• Supplied data:
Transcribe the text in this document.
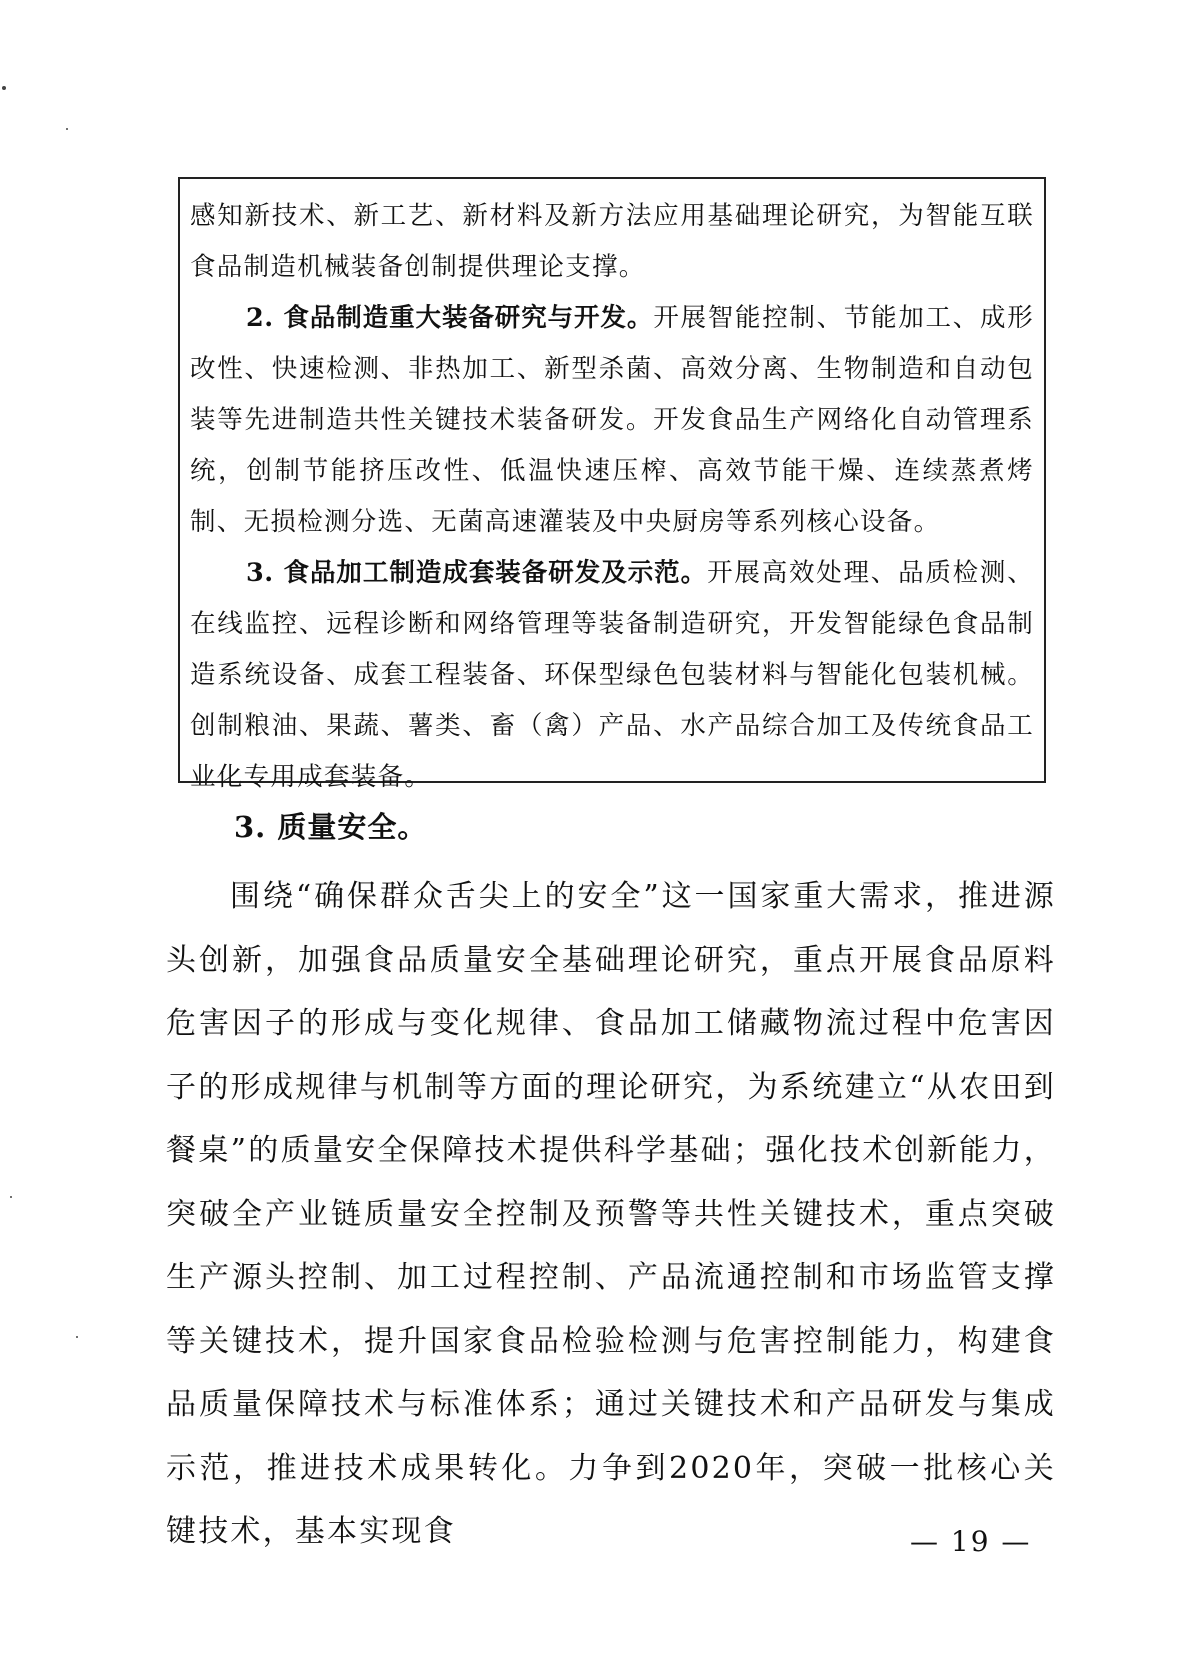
感知新技术、新工艺、新材料及新方法应用基础理论研究，为智能互联食品制造机械装备创制提供理论支撑。

2. 食品制造重大装备研究与开发。开展智能控制、节能加工、成形改性、快速检测、非热加工、新型杀菌、高效分离、生物制造和自动包装等先进制造共性关键技术装备研发。开发食品生产网络化自动管理系统，创制节能挤压改性、低温快速压榨、高效节能干燥、连续蒸煮烤制、无损检测分选、无菌高速灌装及中央厨房等系列核心设备。

3. 食品加工制造成套装备研发及示范。开展高效处理、品质检测、在线监控、远程诊断和网络管理等装备制造研究，开发智能绿色食品制造系统设备、成套工程装备、环保型绿色包装材料与智能化包装机械。创制粮油、果蔬、薯类、畜（禽）产品、水产品综合加工及传统食品工业化专用成套装备。

3. 质量安全。

围绕“确保群众舌尖上的安全”这一国家重大需求，推进源头创新，加强食品质量安全基础理论研究，重点开展食品原料危害因子的形成与变化规律、食品加工储藏物流过程中危害因子的形成规律与机制等方面的理论研究，为系统建立“从农田到餐桌”的质量安全保障技术提供科学基础；强化技术创新能力，突破全产业链质量安全控制及预警等共性关键技术，重点突破生产源头控制、加工过程控制、产品流通控制和市场监管支撑等关键技术，提升国家食品检验检测与危害控制能力，构建食品质量保障技术与标准体系；通过关键技术和产品研发与集成示范，推进技术成果转化。力争到2020年，突破一批核心关键技术，基本实现食	— 19 —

• Direction:
Above are records to transcribe exactly; leave their pictures out.

• Output for this task:
Transcribe the text in this document.
感知新技术、新工艺、新材料及新方法应用基础理论研究，为智能互联食品制造机械装备创制提供理论支撑。

2. 食品制造重大装备研究与开发。开展智能控制、节能加工、成形改性、快速检测、非热加工、新型杀菌、高效分离、生物制造和自动包装等先进制造共性关键技术装备研发。开发食品生产网络化自动管理系统，创制节能挤压改性、低温快速压榨、高效节能干燥、连续蒸煮烤制、无损检测分选、无菌高速灌装及中央厨房等系列核心设备。

3. 食品加工制造成套装备研发及示范。开展高效处理、品质检测、在线监控、远程诊断和网络管理等装备制造研究，开发智能绿色食品制造系统设备、成套工程装备、环保型绿色包装材料与智能化包装机械。创制粮油、果蔬、薯类、畜（禽）产品、水产品综合加工及传统食品工业化专用成套装备。

3. 质量安全。

围绕“确保群众舌尖上的安全”这一国家重大需求，推进源头创新，加强食品质量安全基础理论研究，重点开展食品原料危害因子的形成与变化规律、食品加工储藏物流过程中危害因子的形成规律与机制等方面的理论研究，为系统建立“从农田到餐桌”的质量安全保障技术提供科学基础；强化技术创新能力，突破全产业链质量安全控制及预警等共性关键技术，重点突破生产源头控制、加工过程控制、产品流通控制和市场监管支撑等关键技术，提升国家食品检验检测与危害控制能力，构建食品质量保障技术与标准体系；通过关键技术和产品研发与集成示范，推进技术成果转化。力争到2020年，突破一批核心关键技术，基本实现食	— 19 —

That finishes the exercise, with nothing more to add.